- Stated exercise
From the entries provided below, copy each line that contains the word "title".

Figure collection entries
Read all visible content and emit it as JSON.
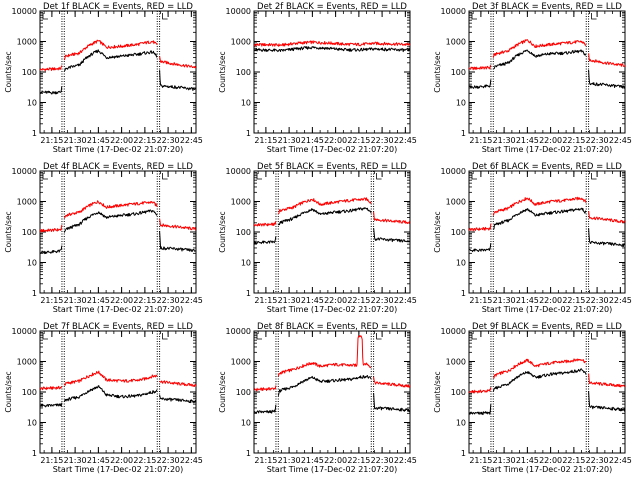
{
  "figure": {
    "background": "#ffffff",
    "axis_color": "#000000"
  },
  "chart_data": [
    {
      "type": "line",
      "title": "Det 1f BLACK = Events, RED = LLD",
      "xlabel": "Start Time (17-Dec-02 21:07:20)",
      "ylabel": "Counts/sec",
      "x_ticks": [
        "21:15",
        "21:30",
        "21:45",
        "22:00",
        "22:15",
        "22:30",
        "22:45"
      ],
      "y_ticks": [
        "1",
        "10",
        "100",
        "1000",
        "10000"
      ],
      "yscale": "log",
      "ylim": [
        1,
        10000
      ],
      "xlim": [
        "21:07:20",
        "22:48:00"
      ],
      "gaps": [
        [
          "21:21:30",
          "21:23:00"
        ],
        [
          "22:23:00",
          "22:24:30"
        ]
      ],
      "series": [
        {
          "color": "#ff0000",
          "x": [
            "21:07:20",
            "21:15",
            "21:21",
            "21:24",
            "21:33",
            "21:45",
            "21:50",
            "22:00",
            "22:10",
            "22:15",
            "22:20",
            "22:23",
            "22:25",
            "22:35",
            "22:45",
            "22:48"
          ],
          "values": [
            120,
            125,
            130,
            330,
            420,
            1050,
            650,
            700,
            800,
            900,
            1000,
            750,
            220,
            180,
            150,
            145
          ]
        },
        {
          "color": "#000000",
          "x": [
            "21:07:20",
            "21:15",
            "21:21",
            "21:24",
            "21:33",
            "21:45",
            "21:50",
            "22:00",
            "22:10",
            "22:15",
            "22:20",
            "22:23",
            "22:25",
            "22:35",
            "22:45",
            "22:48"
          ],
          "values": [
            22,
            21,
            22,
            130,
            170,
            500,
            300,
            330,
            380,
            420,
            450,
            320,
            35,
            32,
            28,
            27
          ]
        }
      ]
    },
    {
      "type": "line",
      "title": "Det 2f BLACK = Events, RED = LLD",
      "xlabel": "Start Time (17-Dec-02 21:07:20)",
      "ylabel": "Counts/sec",
      "x_ticks": [
        "21:15",
        "21:30",
        "21:45",
        "22:00",
        "22:15",
        "22:30",
        "22:45"
      ],
      "y_ticks": [
        "1",
        "10",
        "100",
        "1000",
        "10000"
      ],
      "yscale": "log",
      "ylim": [
        1,
        10000
      ],
      "xlim": [
        "21:07:20",
        "22:48:00"
      ],
      "gaps": [],
      "series": [
        {
          "color": "#ff0000",
          "x": [
            "21:07:20",
            "21:15",
            "21:25",
            "21:35",
            "21:45",
            "21:55",
            "22:05",
            "22:15",
            "22:25",
            "22:35",
            "22:45",
            "22:48"
          ],
          "values": [
            780,
            790,
            760,
            880,
            950,
            900,
            820,
            800,
            870,
            840,
            800,
            790
          ]
        },
        {
          "color": "#000000",
          "x": [
            "21:07:20",
            "21:15",
            "21:25",
            "21:35",
            "21:45",
            "21:55",
            "22:05",
            "22:15",
            "22:25",
            "22:35",
            "22:45",
            "22:48"
          ],
          "values": [
            520,
            530,
            500,
            580,
            640,
            600,
            540,
            530,
            570,
            550,
            520,
            515
          ]
        }
      ]
    },
    {
      "type": "line",
      "title": "Det 3f BLACK = Events, RED = LLD",
      "xlabel": "Start Time (17-Dec-02 21:07:20)",
      "ylabel": "Counts/sec",
      "x_ticks": [
        "21:15",
        "21:30",
        "21:45",
        "22:00",
        "22:15",
        "22:30",
        "22:45"
      ],
      "y_ticks": [
        "1",
        "10",
        "100",
        "1000",
        "10000"
      ],
      "yscale": "log",
      "ylim": [
        1,
        10000
      ],
      "xlim": [
        "21:07:20",
        "22:48:00"
      ],
      "gaps": [
        [
          "21:21:30",
          "21:23:00"
        ],
        [
          "22:23:00",
          "22:24:30"
        ]
      ],
      "series": [
        {
          "color": "#ff0000",
          "x": [
            "21:07:20",
            "21:15",
            "21:21",
            "21:24",
            "21:33",
            "21:45",
            "21:50",
            "22:00",
            "22:10",
            "22:15",
            "22:20",
            "22:23",
            "22:25",
            "22:35",
            "22:45",
            "22:48"
          ],
          "values": [
            130,
            135,
            140,
            380,
            500,
            1100,
            700,
            800,
            900,
            950,
            1000,
            750,
            250,
            200,
            170,
            165
          ]
        },
        {
          "color": "#000000",
          "x": [
            "21:07:20",
            "21:15",
            "21:21",
            "21:24",
            "21:33",
            "21:45",
            "21:50",
            "22:00",
            "22:10",
            "22:15",
            "22:20",
            "22:23",
            "22:25",
            "22:35",
            "22:45",
            "22:48"
          ],
          "values": [
            32,
            33,
            35,
            150,
            200,
            520,
            330,
            400,
            420,
            460,
            480,
            350,
            42,
            38,
            33,
            32
          ]
        }
      ]
    },
    {
      "type": "line",
      "title": "Det 4f BLACK = Events, RED = LLD",
      "xlabel": "Start Time (17-Dec-02 21:07:20)",
      "ylabel": "Counts/sec",
      "x_ticks": [
        "21:15",
        "21:30",
        "21:45",
        "22:00",
        "22:15",
        "22:30",
        "22:45"
      ],
      "y_ticks": [
        "1",
        "10",
        "100",
        "1000",
        "10000"
      ],
      "yscale": "log",
      "ylim": [
        1,
        10000
      ],
      "xlim": [
        "21:07:20",
        "22:48:00"
      ],
      "gaps": [
        [
          "21:21:30",
          "21:23:00"
        ],
        [
          "22:23:00",
          "22:24:30"
        ]
      ],
      "series": [
        {
          "color": "#ff0000",
          "x": [
            "21:07:20",
            "21:15",
            "21:21",
            "21:24",
            "21:33",
            "21:45",
            "21:50",
            "22:00",
            "22:10",
            "22:15",
            "22:20",
            "22:23",
            "22:25",
            "22:35",
            "22:45",
            "22:48"
          ],
          "values": [
            110,
            115,
            120,
            350,
            450,
            1000,
            650,
            750,
            850,
            900,
            950,
            700,
            170,
            150,
            130,
            125
          ]
        },
        {
          "color": "#000000",
          "x": [
            "21:07:20",
            "21:15",
            "21:21",
            "21:24",
            "21:33",
            "21:45",
            "21:50",
            "22:00",
            "22:10",
            "22:15",
            "22:20",
            "22:23",
            "22:25",
            "22:35",
            "22:45",
            "22:48"
          ],
          "values": [
            22,
            22,
            24,
            120,
            180,
            450,
            300,
            350,
            400,
            450,
            500,
            350,
            30,
            28,
            25,
            24
          ]
        }
      ]
    },
    {
      "type": "line",
      "title": "Det 5f BLACK = Events, RED = LLD",
      "xlabel": "Start Time (17-Dec-02 21:07:20)",
      "ylabel": "Counts/sec",
      "x_ticks": [
        "21:15",
        "21:30",
        "21:45",
        "22:00",
        "22:15",
        "22:30",
        "22:45"
      ],
      "y_ticks": [
        "1",
        "10",
        "100",
        "1000",
        "10000"
      ],
      "yscale": "log",
      "ylim": [
        1,
        10000
      ],
      "xlim": [
        "21:07:20",
        "22:48:00"
      ],
      "gaps": [
        [
          "21:21:30",
          "21:23:00"
        ],
        [
          "22:23:00",
          "22:24:30"
        ]
      ],
      "series": [
        {
          "color": "#ff0000",
          "x": [
            "21:07:20",
            "21:15",
            "21:21",
            "21:24",
            "21:33",
            "21:45",
            "21:50",
            "22:00",
            "22:10",
            "22:15",
            "22:20",
            "22:23",
            "22:25",
            "22:35",
            "22:45",
            "22:48"
          ],
          "values": [
            170,
            175,
            180,
            500,
            650,
            1200,
            800,
            950,
            1100,
            1150,
            1200,
            900,
            260,
            230,
            210,
            205
          ]
        },
        {
          "color": "#000000",
          "x": [
            "21:07:20",
            "21:15",
            "21:21",
            "21:24",
            "21:33",
            "21:45",
            "21:50",
            "22:00",
            "22:10",
            "22:15",
            "22:20",
            "22:23",
            "22:25",
            "22:35",
            "22:45",
            "22:48"
          ],
          "values": [
            45,
            46,
            47,
            200,
            280,
            560,
            380,
            450,
            500,
            560,
            600,
            430,
            60,
            55,
            50,
            49
          ]
        }
      ]
    },
    {
      "type": "line",
      "title": "Det 6f BLACK = Events, RED = LLD",
      "xlabel": "Start Time (17-Dec-02 21:07:20)",
      "ylabel": "Counts/sec",
      "x_ticks": [
        "21:15",
        "21:30",
        "21:45",
        "22:00",
        "22:15",
        "22:30",
        "22:45"
      ],
      "y_ticks": [
        "1",
        "10",
        "100",
        "1000",
        "10000"
      ],
      "yscale": "log",
      "ylim": [
        1,
        10000
      ],
      "xlim": [
        "21:07:20",
        "22:48:00"
      ],
      "gaps": [
        [
          "21:21:30",
          "21:23:00"
        ],
        [
          "22:23:00",
          "22:24:30"
        ]
      ],
      "series": [
        {
          "color": "#ff0000",
          "x": [
            "21:07:20",
            "21:15",
            "21:21",
            "21:24",
            "21:33",
            "21:45",
            "21:50",
            "22:00",
            "22:10",
            "22:15",
            "22:20",
            "22:23",
            "22:25",
            "22:35",
            "22:45",
            "22:48"
          ],
          "values": [
            120,
            125,
            130,
            450,
            600,
            1300,
            800,
            1000,
            1100,
            1200,
            1300,
            950,
            300,
            260,
            220,
            215
          ]
        },
        {
          "color": "#000000",
          "x": [
            "21:07:20",
            "21:15",
            "21:21",
            "21:24",
            "21:33",
            "21:45",
            "21:50",
            "22:00",
            "22:10",
            "22:15",
            "22:20",
            "22:23",
            "22:25",
            "22:35",
            "22:45",
            "22:48"
          ],
          "values": [
            25,
            25,
            26,
            170,
            240,
            560,
            350,
            430,
            480,
            530,
            580,
            420,
            45,
            42,
            38,
            37
          ]
        }
      ]
    },
    {
      "type": "line",
      "title": "Det 7f BLACK = Events, RED = LLD",
      "xlabel": "Start Time (17-Dec-02 21:07:20)",
      "ylabel": "Counts/sec",
      "x_ticks": [
        "21:15",
        "21:30",
        "21:45",
        "22:00",
        "22:15",
        "22:30",
        "22:45"
      ],
      "y_ticks": [
        "1",
        "10",
        "100",
        "1000",
        "10000"
      ],
      "yscale": "log",
      "ylim": [
        1,
        10000
      ],
      "xlim": [
        "21:07:20",
        "22:48:00"
      ],
      "gaps": [
        [
          "21:21:30",
          "21:23:00"
        ],
        [
          "22:23:00",
          "22:24:30"
        ]
      ],
      "series": [
        {
          "color": "#ff0000",
          "x": [
            "21:07:20",
            "21:15",
            "21:21",
            "21:24",
            "21:33",
            "21:45",
            "21:50",
            "22:00",
            "22:10",
            "22:15",
            "22:20",
            "22:23",
            "22:25",
            "22:35",
            "22:45",
            "22:48"
          ],
          "values": [
            130,
            135,
            140,
            190,
            230,
            450,
            250,
            230,
            240,
            270,
            330,
            340,
            220,
            190,
            170,
            165
          ]
        },
        {
          "color": "#000000",
          "x": [
            "21:07:20",
            "21:15",
            "21:21",
            "21:24",
            "21:33",
            "21:45",
            "21:50",
            "22:00",
            "22:10",
            "22:15",
            "22:20",
            "22:23",
            "22:25",
            "22:35",
            "22:45",
            "22:48"
          ],
          "values": [
            35,
            36,
            38,
            55,
            70,
            150,
            80,
            70,
            75,
            85,
            100,
            110,
            60,
            55,
            50,
            49
          ]
        }
      ]
    },
    {
      "type": "line",
      "title": "Det 8f BLACK = Events, RED = LLD",
      "xlabel": "Start Time (17-Dec-02 21:07:20)",
      "ylabel": "Counts/sec",
      "x_ticks": [
        "21:15",
        "21:30",
        "21:45",
        "22:00",
        "22:15",
        "22:30",
        "22:45"
      ],
      "y_ticks": [
        "1",
        "10",
        "100",
        "1000",
        "10000"
      ],
      "yscale": "log",
      "ylim": [
        1,
        10000
      ],
      "xlim": [
        "21:07:20",
        "22:48:00"
      ],
      "gaps": [
        [
          "21:21:30",
          "21:23:00"
        ],
        [
          "22:23:00",
          "22:24:30"
        ]
      ],
      "series": [
        {
          "color": "#ff0000",
          "x": [
            "21:07:20",
            "21:15",
            "21:21",
            "21:24",
            "21:33",
            "21:45",
            "21:50",
            "22:00",
            "22:10",
            "22:14",
            "22:14:30",
            "22:17",
            "22:17:30",
            "22:20",
            "22:23",
            "22:25",
            "22:35",
            "22:45",
            "22:48"
          ],
          "values": [
            120,
            125,
            130,
            420,
            550,
            900,
            700,
            800,
            750,
            750,
            7000,
            7000,
            800,
            850,
            650,
            200,
            180,
            160,
            155
          ]
        },
        {
          "color": "#000000",
          "x": [
            "21:07:20",
            "21:15",
            "21:21",
            "21:24",
            "21:33",
            "21:45",
            "21:50",
            "22:00",
            "22:10",
            "22:15",
            "22:20",
            "22:23",
            "22:25",
            "22:35",
            "22:45",
            "22:48"
          ],
          "values": [
            22,
            22,
            23,
            110,
            150,
            300,
            220,
            240,
            260,
            300,
            330,
            260,
            30,
            28,
            26,
            25
          ]
        }
      ]
    },
    {
      "type": "line",
      "title": "Det 9f BLACK = Events, RED = LLD",
      "xlabel": "Start Time (17-Dec-02 21:07:20)",
      "ylabel": "Counts/sec",
      "x_ticks": [
        "21:15",
        "21:30",
        "21:45",
        "22:00",
        "22:15",
        "22:30",
        "22:45"
      ],
      "y_ticks": [
        "1",
        "10",
        "100",
        "1000",
        "10000"
      ],
      "yscale": "log",
      "ylim": [
        1,
        10000
      ],
      "xlim": [
        "21:07:20",
        "22:48:00"
      ],
      "gaps": [
        [
          "21:21:30",
          "21:23:00"
        ],
        [
          "22:23:00",
          "22:24:30"
        ]
      ],
      "series": [
        {
          "color": "#ff0000",
          "x": [
            "21:07:20",
            "21:15",
            "21:21",
            "21:24",
            "21:33",
            "21:45",
            "21:50",
            "22:00",
            "22:10",
            "22:15",
            "22:20",
            "22:23",
            "22:25",
            "22:35",
            "22:45",
            "22:48"
          ],
          "values": [
            100,
            105,
            110,
            350,
            500,
            1100,
            700,
            900,
            1000,
            1100,
            1200,
            900,
            200,
            180,
            160,
            155
          ]
        },
        {
          "color": "#000000",
          "x": [
            "21:07:20",
            "21:15",
            "21:21",
            "21:24",
            "21:33",
            "21:45",
            "21:50",
            "22:00",
            "22:10",
            "22:15",
            "22:20",
            "22:23",
            "22:25",
            "22:35",
            "22:45",
            "22:48"
          ],
          "values": [
            20,
            20,
            21,
            130,
            190,
            450,
            300,
            380,
            430,
            480,
            520,
            380,
            32,
            30,
            27,
            26
          ]
        }
      ]
    }
  ]
}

- Written response
      "title": "Det 1f BLACK = Events, RED = LLD",
      "title": "Det 2f BLACK = Events, RED = LLD",
      "title": "Det 3f BLACK = Events, RED = LLD",
      "title": "Det 4f BLACK = Events, RED = LLD",
      "title": "Det 5f BLACK = Events, RED = LLD",
      "title": "Det 6f BLACK = Events, RED = LLD",
      "title": "Det 7f BLACK = Events, RED = LLD",
      "title": "Det 8f BLACK = Events, RED = LLD",
      "title": "Det 9f BLACK = Events, RED = LLD",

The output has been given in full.